Start of Records provided
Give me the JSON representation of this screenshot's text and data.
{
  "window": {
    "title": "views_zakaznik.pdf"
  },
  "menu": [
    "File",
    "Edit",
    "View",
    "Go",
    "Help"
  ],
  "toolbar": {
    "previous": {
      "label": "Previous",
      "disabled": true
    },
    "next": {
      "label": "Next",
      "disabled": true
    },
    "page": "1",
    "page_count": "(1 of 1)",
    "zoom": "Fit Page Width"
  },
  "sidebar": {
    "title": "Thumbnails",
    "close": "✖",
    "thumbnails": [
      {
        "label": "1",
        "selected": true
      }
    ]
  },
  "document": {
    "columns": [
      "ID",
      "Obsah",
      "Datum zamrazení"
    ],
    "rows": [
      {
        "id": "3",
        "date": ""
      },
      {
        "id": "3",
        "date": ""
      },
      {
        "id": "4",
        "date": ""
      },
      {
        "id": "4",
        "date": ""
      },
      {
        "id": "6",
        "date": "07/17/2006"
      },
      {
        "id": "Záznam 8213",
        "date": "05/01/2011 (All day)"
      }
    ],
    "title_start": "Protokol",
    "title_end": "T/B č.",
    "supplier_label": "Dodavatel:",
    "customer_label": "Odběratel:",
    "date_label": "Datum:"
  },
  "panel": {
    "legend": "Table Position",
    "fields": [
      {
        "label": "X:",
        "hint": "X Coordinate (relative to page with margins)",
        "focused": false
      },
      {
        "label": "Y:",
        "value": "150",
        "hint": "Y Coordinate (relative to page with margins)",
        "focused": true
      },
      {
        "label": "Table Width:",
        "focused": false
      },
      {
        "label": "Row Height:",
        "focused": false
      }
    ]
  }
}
End of Records provided
Above are the records. Identify each line that contains the word "relative".

* Correct response
        "hint": "X Coordinate (relative to page with margins)",
        "hint": "Y Coordinate (relative to page with margins)",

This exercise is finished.